Given instruction: In the listing that follows, how many lines contain "Conceptual"? Give the number only.

____________

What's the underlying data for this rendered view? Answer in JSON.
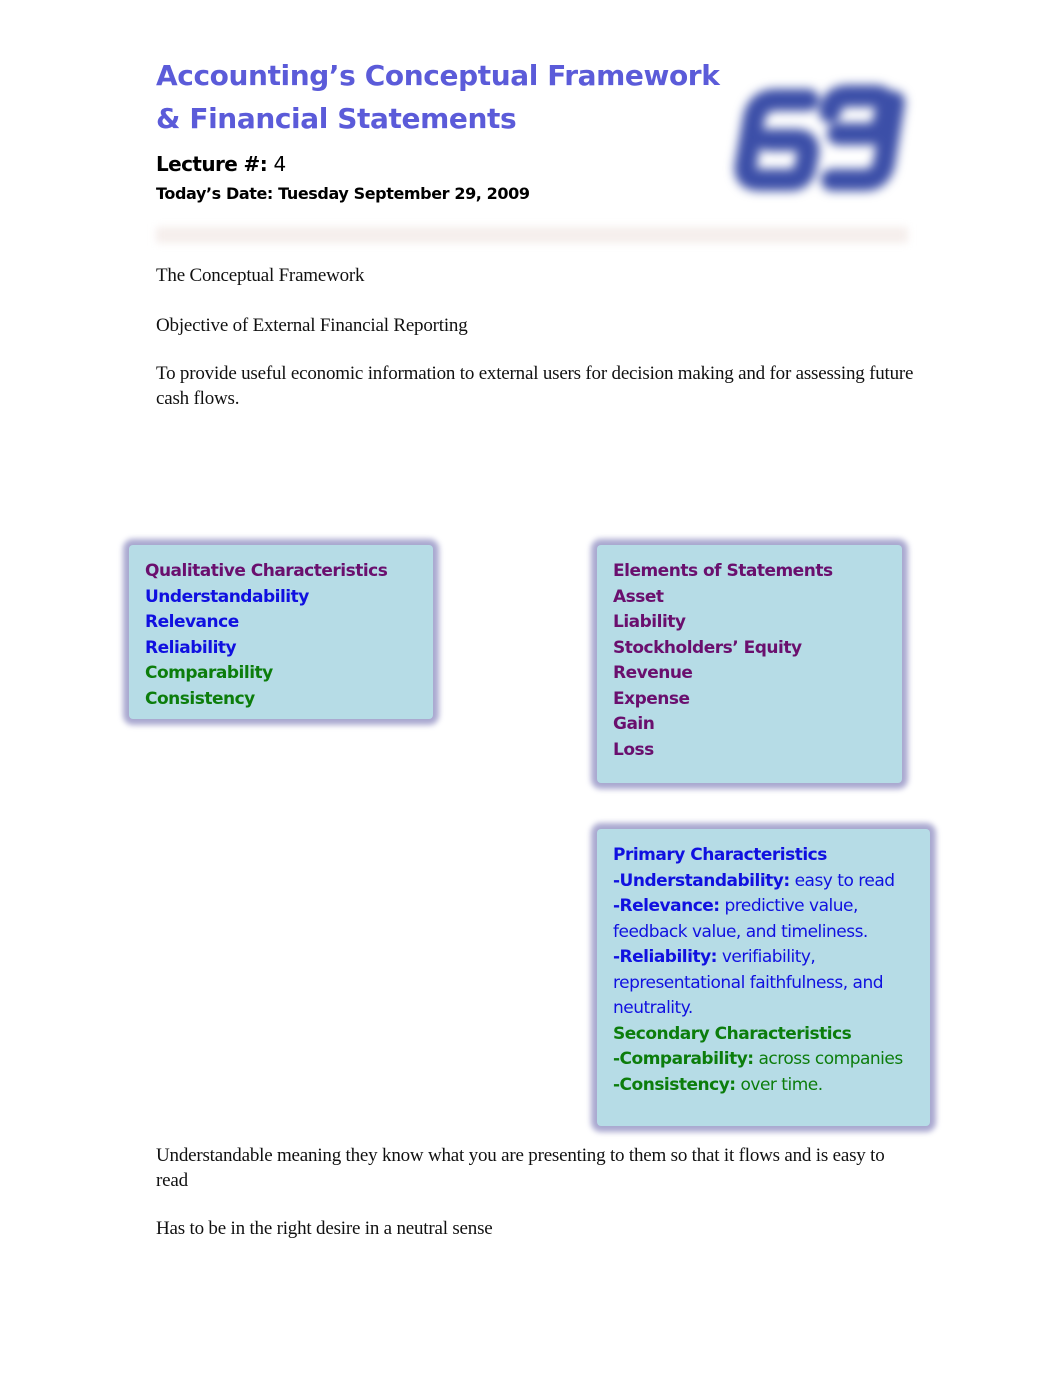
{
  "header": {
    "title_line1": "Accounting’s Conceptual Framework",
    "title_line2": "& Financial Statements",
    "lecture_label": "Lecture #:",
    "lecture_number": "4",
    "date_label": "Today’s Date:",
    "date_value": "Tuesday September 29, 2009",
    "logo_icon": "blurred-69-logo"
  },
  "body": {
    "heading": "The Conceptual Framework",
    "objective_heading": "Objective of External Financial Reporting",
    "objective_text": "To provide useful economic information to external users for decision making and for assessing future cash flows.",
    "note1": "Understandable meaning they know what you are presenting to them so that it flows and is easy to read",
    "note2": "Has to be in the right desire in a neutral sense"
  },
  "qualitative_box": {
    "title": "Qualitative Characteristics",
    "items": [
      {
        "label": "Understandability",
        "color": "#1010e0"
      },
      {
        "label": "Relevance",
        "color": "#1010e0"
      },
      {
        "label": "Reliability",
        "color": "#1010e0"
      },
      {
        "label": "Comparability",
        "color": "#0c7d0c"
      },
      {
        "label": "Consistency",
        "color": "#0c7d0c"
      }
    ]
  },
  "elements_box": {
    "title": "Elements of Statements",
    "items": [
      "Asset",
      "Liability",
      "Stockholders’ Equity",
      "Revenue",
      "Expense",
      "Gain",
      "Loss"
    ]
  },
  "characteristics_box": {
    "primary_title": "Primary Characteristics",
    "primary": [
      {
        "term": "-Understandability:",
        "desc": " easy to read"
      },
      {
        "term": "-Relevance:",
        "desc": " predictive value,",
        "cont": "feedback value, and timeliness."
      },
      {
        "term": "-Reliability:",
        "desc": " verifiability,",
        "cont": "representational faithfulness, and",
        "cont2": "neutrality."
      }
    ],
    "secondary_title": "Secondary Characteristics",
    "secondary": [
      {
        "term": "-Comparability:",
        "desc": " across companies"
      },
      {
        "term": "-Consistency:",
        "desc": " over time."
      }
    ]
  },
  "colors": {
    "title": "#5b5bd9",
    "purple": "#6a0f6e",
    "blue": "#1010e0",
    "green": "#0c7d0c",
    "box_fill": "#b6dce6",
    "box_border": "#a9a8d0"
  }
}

____________

Right answer: 2